§ **Exercise**: What is the count of lines in the listing below that hold the string "leaves"? Reply with that number alone.

§ **Provided data**:
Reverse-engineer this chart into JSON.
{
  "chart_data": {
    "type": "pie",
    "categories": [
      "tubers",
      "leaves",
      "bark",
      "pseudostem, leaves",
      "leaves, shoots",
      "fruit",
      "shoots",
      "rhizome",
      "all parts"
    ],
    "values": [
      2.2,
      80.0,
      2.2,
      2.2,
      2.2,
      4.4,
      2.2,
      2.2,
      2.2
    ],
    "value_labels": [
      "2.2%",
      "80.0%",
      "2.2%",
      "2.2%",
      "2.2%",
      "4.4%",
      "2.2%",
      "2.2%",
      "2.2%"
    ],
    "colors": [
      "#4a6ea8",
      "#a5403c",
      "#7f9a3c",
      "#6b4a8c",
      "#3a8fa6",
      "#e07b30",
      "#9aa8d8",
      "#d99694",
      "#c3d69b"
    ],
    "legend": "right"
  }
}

§ **Worked solution**: 3